Supplied records -
########

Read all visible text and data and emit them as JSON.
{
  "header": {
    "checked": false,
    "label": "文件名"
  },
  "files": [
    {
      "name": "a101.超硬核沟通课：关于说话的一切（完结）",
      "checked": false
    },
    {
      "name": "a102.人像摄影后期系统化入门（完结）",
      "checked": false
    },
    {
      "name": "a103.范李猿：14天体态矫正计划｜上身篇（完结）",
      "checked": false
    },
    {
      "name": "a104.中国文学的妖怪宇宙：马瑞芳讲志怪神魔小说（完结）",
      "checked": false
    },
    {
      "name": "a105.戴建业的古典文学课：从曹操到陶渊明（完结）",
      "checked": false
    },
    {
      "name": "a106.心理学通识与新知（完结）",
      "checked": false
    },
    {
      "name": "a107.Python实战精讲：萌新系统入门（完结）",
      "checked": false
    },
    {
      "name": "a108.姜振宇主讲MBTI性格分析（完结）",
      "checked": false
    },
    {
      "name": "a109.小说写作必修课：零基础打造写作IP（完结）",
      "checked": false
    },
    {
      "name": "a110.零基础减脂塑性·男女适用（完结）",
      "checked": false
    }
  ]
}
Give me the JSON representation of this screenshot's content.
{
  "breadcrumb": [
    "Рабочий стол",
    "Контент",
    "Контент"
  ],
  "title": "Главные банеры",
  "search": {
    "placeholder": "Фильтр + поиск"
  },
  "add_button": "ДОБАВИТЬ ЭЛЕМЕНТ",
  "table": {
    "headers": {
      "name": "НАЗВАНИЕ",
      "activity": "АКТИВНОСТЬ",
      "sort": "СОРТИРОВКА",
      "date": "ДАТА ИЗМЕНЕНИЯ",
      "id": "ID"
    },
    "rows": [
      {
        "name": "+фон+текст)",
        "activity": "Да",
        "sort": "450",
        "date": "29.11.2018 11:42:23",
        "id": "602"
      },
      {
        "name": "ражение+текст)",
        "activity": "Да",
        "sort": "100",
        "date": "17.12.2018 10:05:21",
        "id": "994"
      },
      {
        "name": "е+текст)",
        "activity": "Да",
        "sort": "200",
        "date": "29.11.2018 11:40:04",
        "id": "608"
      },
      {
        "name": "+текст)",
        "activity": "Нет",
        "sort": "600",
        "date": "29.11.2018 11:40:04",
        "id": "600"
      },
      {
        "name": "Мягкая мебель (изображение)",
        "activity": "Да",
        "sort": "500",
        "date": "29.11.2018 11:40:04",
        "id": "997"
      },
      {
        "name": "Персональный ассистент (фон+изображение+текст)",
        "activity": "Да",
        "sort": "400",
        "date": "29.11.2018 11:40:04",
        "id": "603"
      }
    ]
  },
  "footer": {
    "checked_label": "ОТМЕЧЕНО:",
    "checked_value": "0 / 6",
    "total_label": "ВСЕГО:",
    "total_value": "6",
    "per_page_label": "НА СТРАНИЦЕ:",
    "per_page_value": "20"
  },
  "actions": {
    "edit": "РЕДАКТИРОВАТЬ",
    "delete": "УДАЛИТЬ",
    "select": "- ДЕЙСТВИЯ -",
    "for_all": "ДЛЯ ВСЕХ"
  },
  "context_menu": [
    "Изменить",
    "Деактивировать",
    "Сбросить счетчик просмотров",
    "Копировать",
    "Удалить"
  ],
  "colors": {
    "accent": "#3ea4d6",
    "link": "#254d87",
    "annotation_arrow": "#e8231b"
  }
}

########

Each record must be repeated exactly as it is.

The solution -
Read all visible text and data and emit them as JSON.
{
  "header": {
    "checked": false,
    "label": "文件名"
  },
  "files": [
    {
      "name": "a101.超硬核沟通课：关于说话的一切（完结）",
      "checked": false
    },
    {
      "name": "a102.人像摄影后期系统化入门（完结）",
      "checked": false
    },
    {
      "name": "a103.范李猿：14天体态矫正计划｜上身篇（完结）",
      "checked": false
    },
    {
      "name": "a104.中国文学的妖怪宇宙：马瑞芳讲志怪神魔小说（完结）",
      "checked": false
    },
    {
      "name": "a105.戴建业的古典文学课：从曹操到陶渊明（完结）",
      "checked": false
    },
    {
      "name": "a106.心理学通识与新知（完结）",
      "checked": false
    },
    {
      "name": "a107.Python实战精讲：萌新系统入门（完结）",
      "checked": false
    },
    {
      "name": "a108.姜振宇主讲MBTI性格分析（完结）",
      "checked": false
    },
    {
      "name": "a109.小说写作必修课：零基础打造写作IP（完结）",
      "checked": false
    },
    {
      "name": "a110.零基础减脂塑性·男女适用（完结）",
      "checked": false
    }
  ]
}
Give me the JSON representation of this screenshot's content.
{
  "breadcrumb": [
    "Рабочий стол",
    "Контент",
    "Контент"
  ],
  "title": "Главные банеры",
  "search": {
    "placeholder": "Фильтр + поиск"
  },
  "add_button": "ДОБАВИТЬ ЭЛЕМЕНТ",
  "table": {
    "headers": {
      "name": "НАЗВАНИЕ",
      "activity": "АКТИВНОСТЬ",
      "sort": "СОРТИРОВКА",
      "date": "ДАТА ИЗМЕНЕНИЯ",
      "id": "ID"
    },
    "rows": [
      {
        "name": "+фон+текст)",
        "activity": "Да",
        "sort": "450",
        "date": "29.11.2018 11:42:23",
        "id": "602"
      },
      {
        "name": "ражение+текст)",
        "activity": "Да",
        "sort": "100",
        "date": "17.12.2018 10:05:21",
        "id": "994"
      },
      {
        "name": "е+текст)",
        "activity": "Да",
        "sort": "200",
        "date": "29.11.2018 11:40:04",
        "id": "608"
      },
      {
        "name": "+текст)",
        "activity": "Нет",
        "sort": "600",
        "date": "29.11.2018 11:40:04",
        "id": "600"
      },
      {
        "name": "Мягкая мебель (изображение)",
        "activity": "Да",
        "sort": "500",
        "date": "29.11.2018 11:40:04",
        "id": "997"
      },
      {
        "name": "Персональный ассистент (фон+изображение+текст)",
        "activity": "Да",
        "sort": "400",
        "date": "29.11.2018 11:40:04",
        "id": "603"
      }
    ]
  },
  "footer": {
    "checked_label": "ОТМЕЧЕНО:",
    "checked_value": "0 / 6",
    "total_label": "ВСЕГО:",
    "total_value": "6",
    "per_page_label": "НА СТРАНИЦЕ:",
    "per_page_value": "20"
  },
  "actions": {
    "edit": "РЕДАКТИРОВАТЬ",
    "delete": "УДАЛИТЬ",
    "select": "- ДЕЙСТВИЯ -",
    "for_all": "ДЛЯ ВСЕХ"
  },
  "context_menu": [
    "Изменить",
    "Деактивировать",
    "Сбросить счетчик просмотров",
    "Копировать",
    "Удалить"
  ],
  "colors": {
    "accent": "#3ea4d6",
    "link": "#254d87",
    "annotation_arrow": "#e8231b"
  }
}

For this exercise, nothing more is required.